==== Recorded information
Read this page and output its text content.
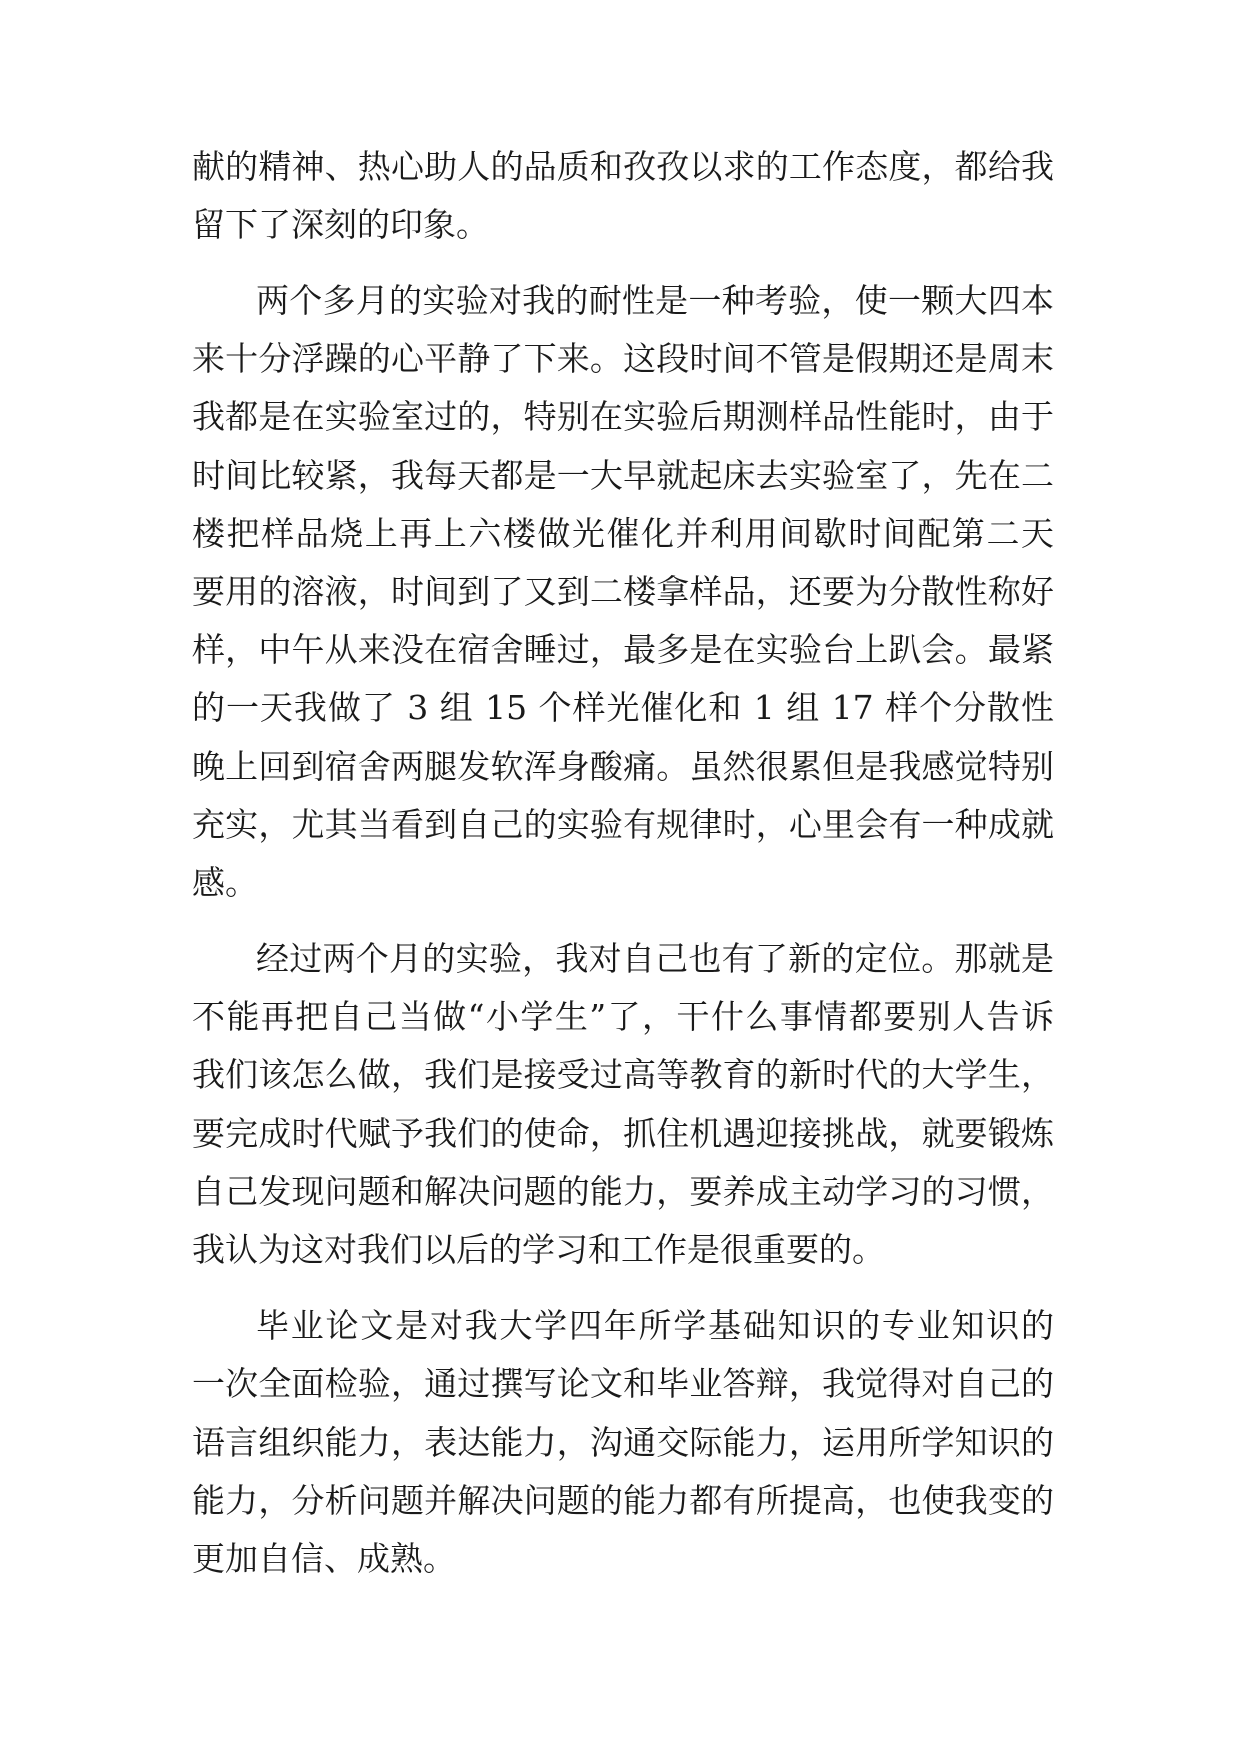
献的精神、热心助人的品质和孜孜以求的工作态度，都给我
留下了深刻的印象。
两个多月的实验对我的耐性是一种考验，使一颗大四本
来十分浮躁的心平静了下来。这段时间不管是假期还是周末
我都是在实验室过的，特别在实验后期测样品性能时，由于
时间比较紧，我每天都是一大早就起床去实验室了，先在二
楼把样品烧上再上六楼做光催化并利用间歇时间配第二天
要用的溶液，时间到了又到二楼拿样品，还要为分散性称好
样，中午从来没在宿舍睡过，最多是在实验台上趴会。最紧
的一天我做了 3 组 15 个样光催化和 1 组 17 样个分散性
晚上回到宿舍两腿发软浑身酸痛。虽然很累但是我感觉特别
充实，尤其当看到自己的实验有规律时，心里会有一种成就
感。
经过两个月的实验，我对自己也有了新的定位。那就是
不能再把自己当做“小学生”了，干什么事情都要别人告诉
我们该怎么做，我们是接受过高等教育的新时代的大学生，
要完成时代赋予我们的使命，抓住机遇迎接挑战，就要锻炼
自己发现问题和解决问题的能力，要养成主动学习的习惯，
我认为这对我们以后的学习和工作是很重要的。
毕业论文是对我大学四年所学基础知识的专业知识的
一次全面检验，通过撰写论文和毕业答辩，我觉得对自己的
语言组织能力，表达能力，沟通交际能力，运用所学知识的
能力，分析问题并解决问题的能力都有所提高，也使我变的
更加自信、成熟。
========
* Do this *
Leave out the pictures and give the rest of the records again exactly.

* Answer in full *
Read this page and output its text content.
献的精神、热心助人的品质和孜孜以求的工作态度，都给我
留下了深刻的印象。
两个多月的实验对我的耐性是一种考验，使一颗大四本
来十分浮躁的心平静了下来。这段时间不管是假期还是周末
我都是在实验室过的，特别在实验后期测样品性能时，由于
时间比较紧，我每天都是一大早就起床去实验室了，先在二
楼把样品烧上再上六楼做光催化并利用间歇时间配第二天
要用的溶液，时间到了又到二楼拿样品，还要为分散性称好
样，中午从来没在宿舍睡过，最多是在实验台上趴会。最紧
的一天我做了 3 组 15 个样光催化和 1 组 17 样个分散性
晚上回到宿舍两腿发软浑身酸痛。虽然很累但是我感觉特别
充实，尤其当看到自己的实验有规律时，心里会有一种成就
感。
经过两个月的实验，我对自己也有了新的定位。那就是
不能再把自己当做“小学生”了，干什么事情都要别人告诉
我们该怎么做，我们是接受过高等教育的新时代的大学生，
要完成时代赋予我们的使命，抓住机遇迎接挑战，就要锻炼
自己发现问题和解决问题的能力，要养成主动学习的习惯，
我认为这对我们以后的学习和工作是很重要的。
毕业论文是对我大学四年所学基础知识的专业知识的
一次全面检验，通过撰写论文和毕业答辩，我觉得对自己的
语言组织能力，表达能力，沟通交际能力，运用所学知识的
能力，分析问题并解决问题的能力都有所提高，也使我变的
更加自信、成熟。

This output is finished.